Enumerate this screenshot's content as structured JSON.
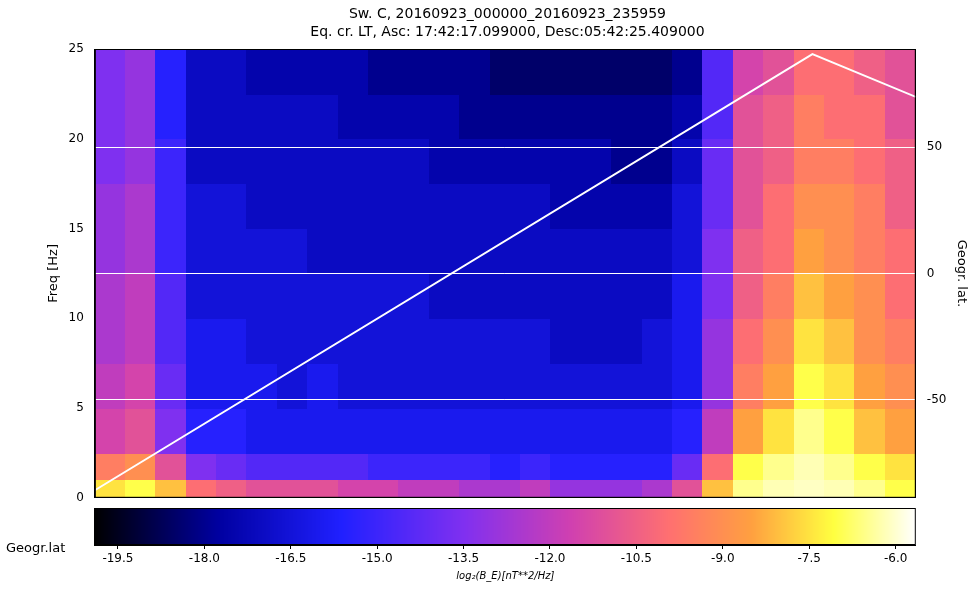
{
  "chart_data": {
    "type": "spectrogram",
    "title": "Sw. C, 20160923_000000_20160923_235959",
    "subtitle": "Eq. cr. LT, Asc: 17:42:17.099000, Desc:05:42:25.409000",
    "ylabel": "Freq [Hz]",
    "y2label": "Geogr. lat.",
    "annotation": "Geogr.lat",
    "xlim": [
      0,
      54
    ],
    "ylim": [
      0,
      25
    ],
    "yticks": [
      0,
      5,
      10,
      15,
      20,
      25
    ],
    "y2lim": [
      -89,
      89
    ],
    "y2ticks": [
      -50,
      0,
      50
    ],
    "grid": true,
    "time_bins": [
      0,
      2,
      4,
      6,
      8,
      10,
      12,
      14,
      16,
      18,
      20,
      22,
      24,
      26,
      28,
      30,
      32,
      34,
      36,
      38,
      40,
      42,
      44,
      46,
      48,
      50,
      52,
      54
    ],
    "freq_bins": [
      0,
      1,
      2.5,
      5,
      7.5,
      10,
      12.5,
      15,
      17.5,
      20,
      22.5,
      25
    ],
    "cells": [
      [
        -7.5,
        -9.5,
        -11.5,
        -12,
        -12.5,
        -12.5,
        -13,
        -13,
        -13.5,
        -13.5,
        -13.5
      ],
      [
        -7,
        -9,
        -11,
        -11.5,
        -12,
        -12,
        -12.5,
        -12.5,
        -13,
        -13,
        -13
      ],
      [
        -8,
        -11,
        -13.5,
        -14,
        -14.5,
        -14.5,
        -15,
        -15,
        -15,
        -15.5,
        -15.5
      ],
      [
        -10,
        -13.5,
        -15.5,
        -16,
        -16,
        -16.5,
        -16.5,
        -16.5,
        -17,
        -17,
        -17
      ],
      [
        -10.5,
        -14,
        -15.5,
        -16,
        -16,
        -16.5,
        -16.5,
        -16.5,
        -17,
        -17,
        -17
      ],
      [
        -11,
        -14.5,
        -16,
        -16,
        -16.5,
        -16.5,
        -16.5,
        -17,
        -17,
        -17,
        -17.5
      ],
      [
        -11,
        -14.5,
        -16,
        -16.5,
        -16.5,
        -16.5,
        -16.5,
        -17,
        -17,
        -17,
        -17.5
      ],
      [
        -11,
        -14.5,
        -16,
        -16,
        -16.5,
        -16.5,
        -17,
        -17,
        -17,
        -17,
        -17.5
      ],
      [
        -11.5,
        -14.5,
        -16,
        -16.5,
        -16.5,
        -16.5,
        -17,
        -17,
        -17,
        -17.5,
        -17.5
      ],
      [
        -11.5,
        -15,
        -16,
        -16.5,
        -16.5,
        -16.5,
        -17,
        -17,
        -17,
        -17.5,
        -18
      ],
      [
        -12,
        -15,
        -16,
        -16.5,
        -16.5,
        -16.5,
        -17,
        -17,
        -17,
        -17.5,
        -18
      ],
      [
        -12,
        -15,
        -16,
        -16.5,
        -16.5,
        -17,
        -17,
        -17,
        -17.5,
        -17.5,
        -18
      ],
      [
        -12.5,
        -15,
        -16,
        -16.5,
        -16.5,
        -17,
        -17,
        -17,
        -17.5,
        -18,
        -18
      ],
      [
        -12.5,
        -15.5,
        -16,
        -16.5,
        -16.5,
        -17,
        -17,
        -17,
        -17.5,
        -18,
        -18.5
      ],
      [
        -12,
        -15,
        -16,
        -16.5,
        -16.5,
        -17,
        -17,
        -17,
        -17.5,
        -18,
        -18.5
      ],
      [
        -13,
        -15.5,
        -16,
        -16.5,
        -17,
        -17,
        -17,
        -17.5,
        -17.5,
        -18,
        -18.5
      ],
      [
        -13,
        -15.5,
        -16,
        -16.5,
        -17,
        -17,
        -17,
        -17.5,
        -17.5,
        -18,
        -18.5
      ],
      [
        -13,
        -15.5,
        -16,
        -16.5,
        -17,
        -17,
        -17,
        -17.5,
        -18,
        -18,
        -18.5
      ],
      [
        -12.5,
        -15.5,
        -16,
        -16.5,
        -16.5,
        -17,
        -17,
        -17.5,
        -18,
        -18,
        -18.5
      ],
      [
        -11,
        -14,
        -15.5,
        -16,
        -16,
        -16,
        -16.5,
        -16.5,
        -17,
        -17.5,
        -18
      ],
      [
        -8,
        -10,
        -12,
        -13,
        -13,
        -13.5,
        -13.5,
        -14,
        -14,
        -14.5,
        -14.5
      ],
      [
        -6.5,
        -7,
        -8.5,
        -9.5,
        -10,
        -10.5,
        -10.5,
        -11,
        -11,
        -11,
        -11.5
      ],
      [
        -6.2,
        -6.5,
        -7.5,
        -8.5,
        -9,
        -9.5,
        -10,
        -10,
        -10.5,
        -10.5,
        -11
      ],
      [
        -6.1,
        -6.2,
        -6.5,
        -7,
        -7.5,
        -8,
        -8.5,
        -9,
        -9.5,
        -9.5,
        -10
      ],
      [
        -6.2,
        -6.5,
        -7,
        -7.5,
        -8,
        -8.5,
        -9,
        -9,
        -9.5,
        -10,
        -10
      ],
      [
        -6.5,
        -7,
        -8,
        -8.5,
        -9,
        -9,
        -9.5,
        -9.5,
        -10,
        -10,
        -10.5
      ],
      [
        -7,
        -7.5,
        -8.5,
        -9,
        -9.5,
        -10,
        -10,
        -10.5,
        -10.5,
        -11,
        -11
      ]
    ],
    "colorbar": {
      "label": "log₂(B_E)[nT**2/Hz]",
      "lim": [
        -19.9,
        -5.65
      ],
      "ticks": [
        -19.5,
        {
          "value": -18,
          "label": "-18.0"
        },
        -16.5,
        {
          "value": -15,
          "label": "-15.0"
        },
        -13.5,
        {
          "value": -12,
          "label": "-12.0"
        },
        -10.5,
        {
          "value": -9,
          "label": "-9.0"
        },
        -7.5,
        {
          "value": -6,
          "label": "-6.0"
        }
      ]
    },
    "series": [
      {
        "type": "line",
        "axis": "y2",
        "color": "#ffffff",
        "x": [
          0,
          47.2,
          54
        ],
        "values": [
          -86,
          87,
          70
        ]
      }
    ]
  }
}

→ Task requirements
Quote all the lines above exactly as given. Do not include the pictures.

→ Worked solution
Enumerate this screenshot's content as structured JSON.
{
  "chart_data": {
    "type": "spectrogram",
    "title": "Sw. C, 20160923_000000_20160923_235959",
    "subtitle": "Eq. cr. LT, Asc: 17:42:17.099000, Desc:05:42:25.409000",
    "ylabel": "Freq [Hz]",
    "y2label": "Geogr. lat.",
    "annotation": "Geogr.lat",
    "xlim": [
      0,
      54
    ],
    "ylim": [
      0,
      25
    ],
    "yticks": [
      0,
      5,
      10,
      15,
      20,
      25
    ],
    "y2lim": [
      -89,
      89
    ],
    "y2ticks": [
      -50,
      0,
      50
    ],
    "grid": true,
    "time_bins": [
      0,
      2,
      4,
      6,
      8,
      10,
      12,
      14,
      16,
      18,
      20,
      22,
      24,
      26,
      28,
      30,
      32,
      34,
      36,
      38,
      40,
      42,
      44,
      46,
      48,
      50,
      52,
      54
    ],
    "freq_bins": [
      0,
      1,
      2.5,
      5,
      7.5,
      10,
      12.5,
      15,
      17.5,
      20,
      22.5,
      25
    ],
    "cells": [
      [
        -7.5,
        -9.5,
        -11.5,
        -12,
        -12.5,
        -12.5,
        -13,
        -13,
        -13.5,
        -13.5,
        -13.5
      ],
      [
        -7,
        -9,
        -11,
        -11.5,
        -12,
        -12,
        -12.5,
        -12.5,
        -13,
        -13,
        -13
      ],
      [
        -8,
        -11,
        -13.5,
        -14,
        -14.5,
        -14.5,
        -15,
        -15,
        -15,
        -15.5,
        -15.5
      ],
      [
        -10,
        -13.5,
        -15.5,
        -16,
        -16,
        -16.5,
        -16.5,
        -16.5,
        -17,
        -17,
        -17
      ],
      [
        -10.5,
        -14,
        -15.5,
        -16,
        -16,
        -16.5,
        -16.5,
        -16.5,
        -17,
        -17,
        -17
      ],
      [
        -11,
        -14.5,
        -16,
        -16,
        -16.5,
        -16.5,
        -16.5,
        -17,
        -17,
        -17,
        -17.5
      ],
      [
        -11,
        -14.5,
        -16,
        -16.5,
        -16.5,
        -16.5,
        -16.5,
        -17,
        -17,
        -17,
        -17.5
      ],
      [
        -11,
        -14.5,
        -16,
        -16,
        -16.5,
        -16.5,
        -17,
        -17,
        -17,
        -17,
        -17.5
      ],
      [
        -11.5,
        -14.5,
        -16,
        -16.5,
        -16.5,
        -16.5,
        -17,
        -17,
        -17,
        -17.5,
        -17.5
      ],
      [
        -11.5,
        -15,
        -16,
        -16.5,
        -16.5,
        -16.5,
        -17,
        -17,
        -17,
        -17.5,
        -18
      ],
      [
        -12,
        -15,
        -16,
        -16.5,
        -16.5,
        -16.5,
        -17,
        -17,
        -17,
        -17.5,
        -18
      ],
      [
        -12,
        -15,
        -16,
        -16.5,
        -16.5,
        -17,
        -17,
        -17,
        -17.5,
        -17.5,
        -18
      ],
      [
        -12.5,
        -15,
        -16,
        -16.5,
        -16.5,
        -17,
        -17,
        -17,
        -17.5,
        -18,
        -18
      ],
      [
        -12.5,
        -15.5,
        -16,
        -16.5,
        -16.5,
        -17,
        -17,
        -17,
        -17.5,
        -18,
        -18.5
      ],
      [
        -12,
        -15,
        -16,
        -16.5,
        -16.5,
        -17,
        -17,
        -17,
        -17.5,
        -18,
        -18.5
      ],
      [
        -13,
        -15.5,
        -16,
        -16.5,
        -17,
        -17,
        -17,
        -17.5,
        -17.5,
        -18,
        -18.5
      ],
      [
        -13,
        -15.5,
        -16,
        -16.5,
        -17,
        -17,
        -17,
        -17.5,
        -17.5,
        -18,
        -18.5
      ],
      [
        -13,
        -15.5,
        -16,
        -16.5,
        -17,
        -17,
        -17,
        -17.5,
        -18,
        -18,
        -18.5
      ],
      [
        -12.5,
        -15.5,
        -16,
        -16.5,
        -16.5,
        -17,
        -17,
        -17.5,
        -18,
        -18,
        -18.5
      ],
      [
        -11,
        -14,
        -15.5,
        -16,
        -16,
        -16,
        -16.5,
        -16.5,
        -17,
        -17.5,
        -18
      ],
      [
        -8,
        -10,
        -12,
        -13,
        -13,
        -13.5,
        -13.5,
        -14,
        -14,
        -14.5,
        -14.5
      ],
      [
        -6.5,
        -7,
        -8.5,
        -9.5,
        -10,
        -10.5,
        -10.5,
        -11,
        -11,
        -11,
        -11.5
      ],
      [
        -6.2,
        -6.5,
        -7.5,
        -8.5,
        -9,
        -9.5,
        -10,
        -10,
        -10.5,
        -10.5,
        -11
      ],
      [
        -6.1,
        -6.2,
        -6.5,
        -7,
        -7.5,
        -8,
        -8.5,
        -9,
        -9.5,
        -9.5,
        -10
      ],
      [
        -6.2,
        -6.5,
        -7,
        -7.5,
        -8,
        -8.5,
        -9,
        -9,
        -9.5,
        -10,
        -10
      ],
      [
        -6.5,
        -7,
        -8,
        -8.5,
        -9,
        -9,
        -9.5,
        -9.5,
        -10,
        -10,
        -10.5
      ],
      [
        -7,
        -7.5,
        -8.5,
        -9,
        -9.5,
        -10,
        -10,
        -10.5,
        -10.5,
        -11,
        -11
      ]
    ],
    "colorbar": {
      "label": "log₂(B_E)[nT**2/Hz]",
      "lim": [
        -19.9,
        -5.65
      ],
      "ticks": [
        -19.5,
        {
          "value": -18,
          "label": "-18.0"
        },
        -16.5,
        {
          "value": -15,
          "label": "-15.0"
        },
        -13.5,
        {
          "value": -12,
          "label": "-12.0"
        },
        -10.5,
        {
          "value": -9,
          "label": "-9.0"
        },
        -7.5,
        {
          "value": -6,
          "label": "-6.0"
        }
      ]
    },
    "series": [
      {
        "type": "line",
        "axis": "y2",
        "color": "#ffffff",
        "x": [
          0,
          47.2,
          54
        ],
        "values": [
          -86,
          87,
          70
        ]
      }
    ]
  }
}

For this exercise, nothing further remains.